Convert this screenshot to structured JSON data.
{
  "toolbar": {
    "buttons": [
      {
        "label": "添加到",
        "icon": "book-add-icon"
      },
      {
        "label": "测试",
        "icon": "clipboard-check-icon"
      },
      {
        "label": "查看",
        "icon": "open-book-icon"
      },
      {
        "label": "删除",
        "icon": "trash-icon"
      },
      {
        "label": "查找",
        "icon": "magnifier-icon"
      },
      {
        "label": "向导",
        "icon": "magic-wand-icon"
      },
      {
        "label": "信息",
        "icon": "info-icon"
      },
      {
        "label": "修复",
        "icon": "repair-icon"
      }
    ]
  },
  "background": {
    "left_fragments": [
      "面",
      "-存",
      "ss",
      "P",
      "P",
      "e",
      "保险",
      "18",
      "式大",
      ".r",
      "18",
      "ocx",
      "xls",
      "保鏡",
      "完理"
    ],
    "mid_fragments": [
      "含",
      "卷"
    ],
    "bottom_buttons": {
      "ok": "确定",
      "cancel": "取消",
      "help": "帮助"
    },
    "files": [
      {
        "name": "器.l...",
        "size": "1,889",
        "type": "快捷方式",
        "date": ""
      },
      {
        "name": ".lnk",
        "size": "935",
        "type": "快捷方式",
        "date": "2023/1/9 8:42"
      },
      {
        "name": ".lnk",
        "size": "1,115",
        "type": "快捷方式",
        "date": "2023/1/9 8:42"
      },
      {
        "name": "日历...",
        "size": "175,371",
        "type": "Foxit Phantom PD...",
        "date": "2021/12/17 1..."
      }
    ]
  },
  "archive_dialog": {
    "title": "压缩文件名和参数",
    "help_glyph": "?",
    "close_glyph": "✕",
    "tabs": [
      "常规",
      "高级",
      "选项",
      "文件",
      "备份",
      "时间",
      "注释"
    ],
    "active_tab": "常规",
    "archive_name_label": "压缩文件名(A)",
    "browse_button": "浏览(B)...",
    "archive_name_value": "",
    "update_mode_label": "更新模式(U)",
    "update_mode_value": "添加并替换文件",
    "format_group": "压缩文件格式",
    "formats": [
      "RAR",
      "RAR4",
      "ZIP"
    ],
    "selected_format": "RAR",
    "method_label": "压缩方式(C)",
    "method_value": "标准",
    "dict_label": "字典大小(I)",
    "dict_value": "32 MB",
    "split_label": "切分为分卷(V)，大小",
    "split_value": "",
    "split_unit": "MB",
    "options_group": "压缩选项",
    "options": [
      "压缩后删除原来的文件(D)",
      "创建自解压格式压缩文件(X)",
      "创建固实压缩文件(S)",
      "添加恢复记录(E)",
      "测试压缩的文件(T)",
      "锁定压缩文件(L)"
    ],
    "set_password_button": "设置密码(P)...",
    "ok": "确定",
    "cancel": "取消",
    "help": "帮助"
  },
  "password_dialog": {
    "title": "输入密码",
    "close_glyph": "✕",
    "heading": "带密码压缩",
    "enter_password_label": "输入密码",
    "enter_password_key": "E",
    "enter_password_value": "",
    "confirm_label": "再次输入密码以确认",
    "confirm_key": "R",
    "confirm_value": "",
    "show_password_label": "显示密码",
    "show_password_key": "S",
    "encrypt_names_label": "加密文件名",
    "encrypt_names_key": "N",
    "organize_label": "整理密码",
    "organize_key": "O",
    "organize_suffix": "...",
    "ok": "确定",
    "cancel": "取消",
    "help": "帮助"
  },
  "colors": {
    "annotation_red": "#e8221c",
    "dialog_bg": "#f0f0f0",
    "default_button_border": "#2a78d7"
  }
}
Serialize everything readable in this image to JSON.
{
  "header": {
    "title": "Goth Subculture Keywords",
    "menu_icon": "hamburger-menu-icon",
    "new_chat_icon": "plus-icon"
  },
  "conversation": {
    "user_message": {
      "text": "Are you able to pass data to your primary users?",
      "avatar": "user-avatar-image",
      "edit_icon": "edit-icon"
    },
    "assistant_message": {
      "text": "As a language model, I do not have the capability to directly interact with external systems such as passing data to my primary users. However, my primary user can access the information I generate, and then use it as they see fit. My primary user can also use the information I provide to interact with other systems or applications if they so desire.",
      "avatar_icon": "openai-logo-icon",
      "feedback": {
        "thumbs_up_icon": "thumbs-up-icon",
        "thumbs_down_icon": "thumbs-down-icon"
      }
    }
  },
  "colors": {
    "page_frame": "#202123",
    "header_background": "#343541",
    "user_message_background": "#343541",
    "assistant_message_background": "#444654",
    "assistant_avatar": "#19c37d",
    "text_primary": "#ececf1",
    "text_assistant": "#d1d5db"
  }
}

###

Reproduce each entry exactly, leaving out nothing.

Convert this screenshot to structured JSON data.
{
  "toolbar": {
    "buttons": [
      {
        "label": "添加到",
        "icon": "book-add-icon"
      },
      {
        "label": "测试",
        "icon": "clipboard-check-icon"
      },
      {
        "label": "查看",
        "icon": "open-book-icon"
      },
      {
        "label": "删除",
        "icon": "trash-icon"
      },
      {
        "label": "查找",
        "icon": "magnifier-icon"
      },
      {
        "label": "向导",
        "icon": "magic-wand-icon"
      },
      {
        "label": "信息",
        "icon": "info-icon"
      },
      {
        "label": "修复",
        "icon": "repair-icon"
      }
    ]
  },
  "background": {
    "left_fragments": [
      "面",
      "-存",
      "ss",
      "P",
      "P",
      "e",
      "保险",
      "18",
      "式大",
      ".r",
      "18",
      "ocx",
      "xls",
      "保鏡",
      "完理"
    ],
    "mid_fragments": [
      "含",
      "卷"
    ],
    "bottom_buttons": {
      "ok": "确定",
      "cancel": "取消",
      "help": "帮助"
    },
    "files": [
      {
        "name": "器.l...",
        "size": "1,889",
        "type": "快捷方式",
        "date": ""
      },
      {
        "name": ".lnk",
        "size": "935",
        "type": "快捷方式",
        "date": "2023/1/9 8:42"
      },
      {
        "name": ".lnk",
        "size": "1,115",
        "type": "快捷方式",
        "date": "2023/1/9 8:42"
      },
      {
        "name": "日历...",
        "size": "175,371",
        "type": "Foxit Phantom PD...",
        "date": "2021/12/17 1..."
      }
    ]
  },
  "archive_dialog": {
    "title": "压缩文件名和参数",
    "help_glyph": "?",
    "close_glyph": "✕",
    "tabs": [
      "常规",
      "高级",
      "选项",
      "文件",
      "备份",
      "时间",
      "注释"
    ],
    "active_tab": "常规",
    "archive_name_label": "压缩文件名(A)",
    "browse_button": "浏览(B)...",
    "archive_name_value": "",
    "update_mode_label": "更新模式(U)",
    "update_mode_value": "添加并替换文件",
    "format_group": "压缩文件格式",
    "formats": [
      "RAR",
      "RAR4",
      "ZIP"
    ],
    "selected_format": "RAR",
    "method_label": "压缩方式(C)",
    "method_value": "标准",
    "dict_label": "字典大小(I)",
    "dict_value": "32 MB",
    "split_label": "切分为分卷(V)，大小",
    "split_value": "",
    "split_unit": "MB",
    "options_group": "压缩选项",
    "options": [
      "压缩后删除原来的文件(D)",
      "创建自解压格式压缩文件(X)",
      "创建固实压缩文件(S)",
      "添加恢复记录(E)",
      "测试压缩的文件(T)",
      "锁定压缩文件(L)"
    ],
    "set_password_button": "设置密码(P)...",
    "ok": "确定",
    "cancel": "取消",
    "help": "帮助"
  },
  "password_dialog": {
    "title": "输入密码",
    "close_glyph": "✕",
    "heading": "带密码压缩",
    "enter_password_label": "输入密码",
    "enter_password_key": "E",
    "enter_password_value": "",
    "confirm_label": "再次输入密码以确认",
    "confirm_key": "R",
    "confirm_value": "",
    "show_password_label": "显示密码",
    "show_password_key": "S",
    "encrypt_names_label": "加密文件名",
    "encrypt_names_key": "N",
    "organize_label": "整理密码",
    "organize_key": "O",
    "organize_suffix": "...",
    "ok": "确定",
    "cancel": "取消",
    "help": "帮助"
  },
  "colors": {
    "annotation_red": "#e8221c",
    "dialog_bg": "#f0f0f0",
    "default_button_border": "#2a78d7"
  }
}
Serialize everything readable in this image to JSON.
{
  "header": {
    "title": "Goth Subculture Keywords",
    "menu_icon": "hamburger-menu-icon",
    "new_chat_icon": "plus-icon"
  },
  "conversation": {
    "user_message": {
      "text": "Are you able to pass data to your primary users?",
      "avatar": "user-avatar-image",
      "edit_icon": "edit-icon"
    },
    "assistant_message": {
      "text": "As a language model, I do not have the capability to directly interact with external systems such as passing data to my primary users. However, my primary user can access the information I generate, and then use it as they see fit. My primary user can also use the information I provide to interact with other systems or applications if they so desire.",
      "avatar_icon": "openai-logo-icon",
      "feedback": {
        "thumbs_up_icon": "thumbs-up-icon",
        "thumbs_down_icon": "thumbs-down-icon"
      }
    }
  },
  "colors": {
    "page_frame": "#202123",
    "header_background": "#343541",
    "user_message_background": "#343541",
    "assistant_message_background": "#444654",
    "assistant_avatar": "#19c37d",
    "text_primary": "#ececf1",
    "text_assistant": "#d1d5db"
  }
}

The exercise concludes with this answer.